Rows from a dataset

━━━━━━━━━━━━━━━━━━━━

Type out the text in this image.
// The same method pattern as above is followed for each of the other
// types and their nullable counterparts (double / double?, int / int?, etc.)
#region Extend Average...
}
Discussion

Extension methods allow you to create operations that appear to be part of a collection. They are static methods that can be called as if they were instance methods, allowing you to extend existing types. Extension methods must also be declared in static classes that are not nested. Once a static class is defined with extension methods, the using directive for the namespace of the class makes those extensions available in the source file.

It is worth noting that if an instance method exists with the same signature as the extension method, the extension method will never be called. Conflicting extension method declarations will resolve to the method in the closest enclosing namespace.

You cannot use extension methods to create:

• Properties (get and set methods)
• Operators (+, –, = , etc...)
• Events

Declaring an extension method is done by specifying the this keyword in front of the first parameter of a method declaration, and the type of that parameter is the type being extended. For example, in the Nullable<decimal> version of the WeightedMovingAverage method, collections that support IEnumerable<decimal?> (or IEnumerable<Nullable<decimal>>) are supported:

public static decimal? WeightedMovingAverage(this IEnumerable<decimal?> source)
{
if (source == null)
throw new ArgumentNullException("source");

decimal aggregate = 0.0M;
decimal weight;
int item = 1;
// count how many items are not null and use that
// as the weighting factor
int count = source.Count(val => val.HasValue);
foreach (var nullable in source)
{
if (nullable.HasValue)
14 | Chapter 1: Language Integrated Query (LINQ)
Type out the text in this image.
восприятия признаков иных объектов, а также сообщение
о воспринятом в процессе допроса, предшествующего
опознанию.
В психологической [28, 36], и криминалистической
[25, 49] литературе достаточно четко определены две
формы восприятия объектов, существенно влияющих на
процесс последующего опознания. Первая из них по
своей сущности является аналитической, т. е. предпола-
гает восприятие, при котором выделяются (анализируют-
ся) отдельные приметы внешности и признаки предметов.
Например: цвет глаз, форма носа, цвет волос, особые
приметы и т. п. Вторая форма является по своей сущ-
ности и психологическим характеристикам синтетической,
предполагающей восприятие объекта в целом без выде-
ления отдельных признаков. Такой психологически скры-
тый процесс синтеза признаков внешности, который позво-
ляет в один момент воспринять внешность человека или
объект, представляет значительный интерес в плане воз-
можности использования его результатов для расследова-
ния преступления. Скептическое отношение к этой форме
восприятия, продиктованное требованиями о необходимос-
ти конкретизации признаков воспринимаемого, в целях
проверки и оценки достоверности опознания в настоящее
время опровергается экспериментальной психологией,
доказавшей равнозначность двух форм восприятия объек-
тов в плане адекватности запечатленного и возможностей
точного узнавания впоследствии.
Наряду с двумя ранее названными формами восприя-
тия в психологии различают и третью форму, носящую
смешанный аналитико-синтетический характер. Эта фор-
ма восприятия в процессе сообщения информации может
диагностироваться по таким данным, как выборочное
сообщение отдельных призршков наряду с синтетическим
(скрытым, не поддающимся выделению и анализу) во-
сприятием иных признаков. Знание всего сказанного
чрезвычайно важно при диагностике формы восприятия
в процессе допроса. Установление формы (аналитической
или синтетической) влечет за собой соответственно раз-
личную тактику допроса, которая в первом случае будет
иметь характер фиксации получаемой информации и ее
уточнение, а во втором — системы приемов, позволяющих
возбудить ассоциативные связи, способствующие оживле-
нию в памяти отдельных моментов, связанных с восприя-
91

━━━━━━━━━━━━━━━━━━━━

→ Exercise directions:
Look through the entries above and list every line containing "WeightedMovingAverage".

→ Task solution:
Declaring an extension method is done by specifying the this keyword in front of the first parameter of a method declaration, and the type of that parameter is the type being extended. For example, in the Nullable<decimal> version of the WeightedMovingAverage method, collections that support IEnumerable<decimal?> (or IEnumerable<Nullable<decimal>>) are supported:
public static decimal? WeightedMovingAverage(this IEnumerable<decimal?> source)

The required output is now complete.